■ **DESCRIPTION OF THE TASK**:
Read the data and repeat all of it exactly.

# Start of INPUT FOR THIS TASK

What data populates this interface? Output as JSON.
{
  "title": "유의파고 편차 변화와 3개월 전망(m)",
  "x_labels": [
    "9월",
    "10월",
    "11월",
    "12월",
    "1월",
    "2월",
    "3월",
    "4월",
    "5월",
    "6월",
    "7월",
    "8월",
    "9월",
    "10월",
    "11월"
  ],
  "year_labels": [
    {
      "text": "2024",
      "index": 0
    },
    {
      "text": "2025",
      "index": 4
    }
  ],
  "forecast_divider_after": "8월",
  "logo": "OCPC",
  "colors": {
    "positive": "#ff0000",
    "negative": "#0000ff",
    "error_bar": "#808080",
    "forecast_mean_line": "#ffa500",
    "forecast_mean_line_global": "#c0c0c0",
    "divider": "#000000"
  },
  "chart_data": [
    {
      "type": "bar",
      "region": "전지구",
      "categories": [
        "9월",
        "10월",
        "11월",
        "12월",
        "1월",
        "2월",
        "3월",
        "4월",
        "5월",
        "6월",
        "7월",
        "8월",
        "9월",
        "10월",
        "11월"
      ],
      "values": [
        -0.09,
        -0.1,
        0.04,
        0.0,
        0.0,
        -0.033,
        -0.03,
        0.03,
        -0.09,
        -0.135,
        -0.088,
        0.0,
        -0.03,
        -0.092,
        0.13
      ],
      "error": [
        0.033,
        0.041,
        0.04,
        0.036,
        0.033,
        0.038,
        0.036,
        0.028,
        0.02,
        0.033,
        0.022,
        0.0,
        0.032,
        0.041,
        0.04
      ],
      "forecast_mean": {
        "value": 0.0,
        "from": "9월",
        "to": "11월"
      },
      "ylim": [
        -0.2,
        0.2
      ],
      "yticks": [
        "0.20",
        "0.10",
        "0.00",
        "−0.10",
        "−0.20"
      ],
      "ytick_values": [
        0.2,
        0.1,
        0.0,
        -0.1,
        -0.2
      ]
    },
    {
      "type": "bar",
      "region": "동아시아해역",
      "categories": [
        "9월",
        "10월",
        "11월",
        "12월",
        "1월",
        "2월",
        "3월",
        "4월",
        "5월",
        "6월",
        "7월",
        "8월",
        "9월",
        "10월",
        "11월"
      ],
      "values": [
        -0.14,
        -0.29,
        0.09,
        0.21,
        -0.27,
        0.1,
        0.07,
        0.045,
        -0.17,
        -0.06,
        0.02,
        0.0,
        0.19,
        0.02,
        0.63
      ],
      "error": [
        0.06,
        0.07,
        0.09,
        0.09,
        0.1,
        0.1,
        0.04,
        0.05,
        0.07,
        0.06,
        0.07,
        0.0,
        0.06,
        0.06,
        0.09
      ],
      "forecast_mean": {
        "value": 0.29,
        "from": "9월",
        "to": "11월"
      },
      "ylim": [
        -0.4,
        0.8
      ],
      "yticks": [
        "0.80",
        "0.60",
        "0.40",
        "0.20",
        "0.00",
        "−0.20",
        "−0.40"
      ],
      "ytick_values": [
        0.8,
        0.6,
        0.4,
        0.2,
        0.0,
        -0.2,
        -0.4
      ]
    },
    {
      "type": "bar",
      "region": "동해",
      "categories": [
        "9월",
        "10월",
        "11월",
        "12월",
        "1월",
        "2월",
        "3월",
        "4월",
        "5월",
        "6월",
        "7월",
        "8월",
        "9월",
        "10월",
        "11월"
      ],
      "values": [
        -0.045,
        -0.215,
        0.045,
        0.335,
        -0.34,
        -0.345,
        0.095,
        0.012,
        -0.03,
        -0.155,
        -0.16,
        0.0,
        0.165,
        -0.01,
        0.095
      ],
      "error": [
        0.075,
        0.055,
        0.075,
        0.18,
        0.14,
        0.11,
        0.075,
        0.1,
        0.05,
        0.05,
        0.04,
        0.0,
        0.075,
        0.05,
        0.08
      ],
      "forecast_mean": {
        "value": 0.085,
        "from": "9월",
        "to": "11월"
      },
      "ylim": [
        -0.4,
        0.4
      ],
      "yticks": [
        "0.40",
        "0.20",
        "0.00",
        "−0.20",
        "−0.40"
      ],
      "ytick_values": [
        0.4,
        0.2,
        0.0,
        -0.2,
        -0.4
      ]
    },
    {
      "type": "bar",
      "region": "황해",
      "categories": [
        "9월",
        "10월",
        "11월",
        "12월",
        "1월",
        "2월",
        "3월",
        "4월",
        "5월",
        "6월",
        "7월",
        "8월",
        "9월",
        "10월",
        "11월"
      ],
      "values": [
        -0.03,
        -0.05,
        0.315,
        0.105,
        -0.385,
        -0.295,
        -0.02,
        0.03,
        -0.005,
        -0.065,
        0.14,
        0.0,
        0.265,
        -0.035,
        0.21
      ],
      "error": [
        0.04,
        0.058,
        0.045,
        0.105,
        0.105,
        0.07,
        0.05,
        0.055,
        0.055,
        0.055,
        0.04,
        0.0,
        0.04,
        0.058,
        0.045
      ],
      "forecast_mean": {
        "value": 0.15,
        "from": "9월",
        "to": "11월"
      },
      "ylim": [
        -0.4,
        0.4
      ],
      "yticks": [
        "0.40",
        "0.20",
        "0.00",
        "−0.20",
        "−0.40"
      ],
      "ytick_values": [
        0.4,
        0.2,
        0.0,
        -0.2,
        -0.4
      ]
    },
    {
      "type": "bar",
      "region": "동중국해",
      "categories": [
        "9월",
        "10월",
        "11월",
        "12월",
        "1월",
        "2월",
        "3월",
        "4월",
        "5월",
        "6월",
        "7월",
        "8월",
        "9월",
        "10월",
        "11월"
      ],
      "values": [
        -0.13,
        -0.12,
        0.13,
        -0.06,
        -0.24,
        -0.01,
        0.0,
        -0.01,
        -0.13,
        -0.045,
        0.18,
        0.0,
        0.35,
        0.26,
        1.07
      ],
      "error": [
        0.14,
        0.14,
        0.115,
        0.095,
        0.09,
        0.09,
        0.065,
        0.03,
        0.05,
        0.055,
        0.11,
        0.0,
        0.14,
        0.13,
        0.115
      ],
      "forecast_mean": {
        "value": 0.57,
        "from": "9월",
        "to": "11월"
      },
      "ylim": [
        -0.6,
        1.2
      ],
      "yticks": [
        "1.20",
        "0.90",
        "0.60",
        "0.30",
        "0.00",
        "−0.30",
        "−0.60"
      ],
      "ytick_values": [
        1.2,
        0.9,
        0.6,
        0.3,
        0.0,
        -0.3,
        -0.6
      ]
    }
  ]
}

# End of INPUT FOR THIS TASK

■ **TASK RESULT**:
What data populates this interface? Output as JSON.
{
  "title": "유의파고 편차 변화와 3개월 전망(m)",
  "x_labels": [
    "9월",
    "10월",
    "11월",
    "12월",
    "1월",
    "2월",
    "3월",
    "4월",
    "5월",
    "6월",
    "7월",
    "8월",
    "9월",
    "10월",
    "11월"
  ],
  "year_labels": [
    {
      "text": "2024",
      "index": 0
    },
    {
      "text": "2025",
      "index": 4
    }
  ],
  "forecast_divider_after": "8월",
  "logo": "OCPC",
  "colors": {
    "positive": "#ff0000",
    "negative": "#0000ff",
    "error_bar": "#808080",
    "forecast_mean_line": "#ffa500",
    "forecast_mean_line_global": "#c0c0c0",
    "divider": "#000000"
  },
  "chart_data": [
    {
      "type": "bar",
      "region": "전지구",
      "categories": [
        "9월",
        "10월",
        "11월",
        "12월",
        "1월",
        "2월",
        "3월",
        "4월",
        "5월",
        "6월",
        "7월",
        "8월",
        "9월",
        "10월",
        "11월"
      ],
      "values": [
        -0.09,
        -0.1,
        0.04,
        0.0,
        0.0,
        -0.033,
        -0.03,
        0.03,
        -0.09,
        -0.135,
        -0.088,
        0.0,
        -0.03,
        -0.092,
        0.13
      ],
      "error": [
        0.033,
        0.041,
        0.04,
        0.036,
        0.033,
        0.038,
        0.036,
        0.028,
        0.02,
        0.033,
        0.022,
        0.0,
        0.032,
        0.041,
        0.04
      ],
      "forecast_mean": {
        "value": 0.0,
        "from": "9월",
        "to": "11월"
      },
      "ylim": [
        -0.2,
        0.2
      ],
      "yticks": [
        "0.20",
        "0.10",
        "0.00",
        "−0.10",
        "−0.20"
      ],
      "ytick_values": [
        0.2,
        0.1,
        0.0,
        -0.1,
        -0.2
      ]
    },
    {
      "type": "bar",
      "region": "동아시아해역",
      "categories": [
        "9월",
        "10월",
        "11월",
        "12월",
        "1월",
        "2월",
        "3월",
        "4월",
        "5월",
        "6월",
        "7월",
        "8월",
        "9월",
        "10월",
        "11월"
      ],
      "values": [
        -0.14,
        -0.29,
        0.09,
        0.21,
        -0.27,
        0.1,
        0.07,
        0.045,
        -0.17,
        -0.06,
        0.02,
        0.0,
        0.19,
        0.02,
        0.63
      ],
      "error": [
        0.06,
        0.07,
        0.09,
        0.09,
        0.1,
        0.1,
        0.04,
        0.05,
        0.07,
        0.06,
        0.07,
        0.0,
        0.06,
        0.06,
        0.09
      ],
      "forecast_mean": {
        "value": 0.29,
        "from": "9월",
        "to": "11월"
      },
      "ylim": [
        -0.4,
        0.8
      ],
      "yticks": [
        "0.80",
        "0.60",
        "0.40",
        "0.20",
        "0.00",
        "−0.20",
        "−0.40"
      ],
      "ytick_values": [
        0.8,
        0.6,
        0.4,
        0.2,
        0.0,
        -0.2,
        -0.4
      ]
    },
    {
      "type": "bar",
      "region": "동해",
      "categories": [
        "9월",
        "10월",
        "11월",
        "12월",
        "1월",
        "2월",
        "3월",
        "4월",
        "5월",
        "6월",
        "7월",
        "8월",
        "9월",
        "10월",
        "11월"
      ],
      "values": [
        -0.045,
        -0.215,
        0.045,
        0.335,
        -0.34,
        -0.345,
        0.095,
        0.012,
        -0.03,
        -0.155,
        -0.16,
        0.0,
        0.165,
        -0.01,
        0.095
      ],
      "error": [
        0.075,
        0.055,
        0.075,
        0.18,
        0.14,
        0.11,
        0.075,
        0.1,
        0.05,
        0.05,
        0.04,
        0.0,
        0.075,
        0.05,
        0.08
      ],
      "forecast_mean": {
        "value": 0.085,
        "from": "9월",
        "to": "11월"
      },
      "ylim": [
        -0.4,
        0.4
      ],
      "yticks": [
        "0.40",
        "0.20",
        "0.00",
        "−0.20",
        "−0.40"
      ],
      "ytick_values": [
        0.4,
        0.2,
        0.0,
        -0.2,
        -0.4
      ]
    },
    {
      "type": "bar",
      "region": "황해",
      "categories": [
        "9월",
        "10월",
        "11월",
        "12월",
        "1월",
        "2월",
        "3월",
        "4월",
        "5월",
        "6월",
        "7월",
        "8월",
        "9월",
        "10월",
        "11월"
      ],
      "values": [
        -0.03,
        -0.05,
        0.315,
        0.105,
        -0.385,
        -0.295,
        -0.02,
        0.03,
        -0.005,
        -0.065,
        0.14,
        0.0,
        0.265,
        -0.035,
        0.21
      ],
      "error": [
        0.04,
        0.058,
        0.045,
        0.105,
        0.105,
        0.07,
        0.05,
        0.055,
        0.055,
        0.055,
        0.04,
        0.0,
        0.04,
        0.058,
        0.045
      ],
      "forecast_mean": {
        "value": 0.15,
        "from": "9월",
        "to": "11월"
      },
      "ylim": [
        -0.4,
        0.4
      ],
      "yticks": [
        "0.40",
        "0.20",
        "0.00",
        "−0.20",
        "−0.40"
      ],
      "ytick_values": [
        0.4,
        0.2,
        0.0,
        -0.2,
        -0.4
      ]
    },
    {
      "type": "bar",
      "region": "동중국해",
      "categories": [
        "9월",
        "10월",
        "11월",
        "12월",
        "1월",
        "2월",
        "3월",
        "4월",
        "5월",
        "6월",
        "7월",
        "8월",
        "9월",
        "10월",
        "11월"
      ],
      "values": [
        -0.13,
        -0.12,
        0.13,
        -0.06,
        -0.24,
        -0.01,
        0.0,
        -0.01,
        -0.13,
        -0.045,
        0.18,
        0.0,
        0.35,
        0.26,
        1.07
      ],
      "error": [
        0.14,
        0.14,
        0.115,
        0.095,
        0.09,
        0.09,
        0.065,
        0.03,
        0.05,
        0.055,
        0.11,
        0.0,
        0.14,
        0.13,
        0.115
      ],
      "forecast_mean": {
        "value": 0.57,
        "from": "9월",
        "to": "11월"
      },
      "ylim": [
        -0.6,
        1.2
      ],
      "yticks": [
        "1.20",
        "0.90",
        "0.60",
        "0.30",
        "0.00",
        "−0.30",
        "−0.60"
      ],
      "ytick_values": [
        1.2,
        0.9,
        0.6,
        0.3,
        0.0,
        -0.3,
        -0.6
      ]
    }
  ]
}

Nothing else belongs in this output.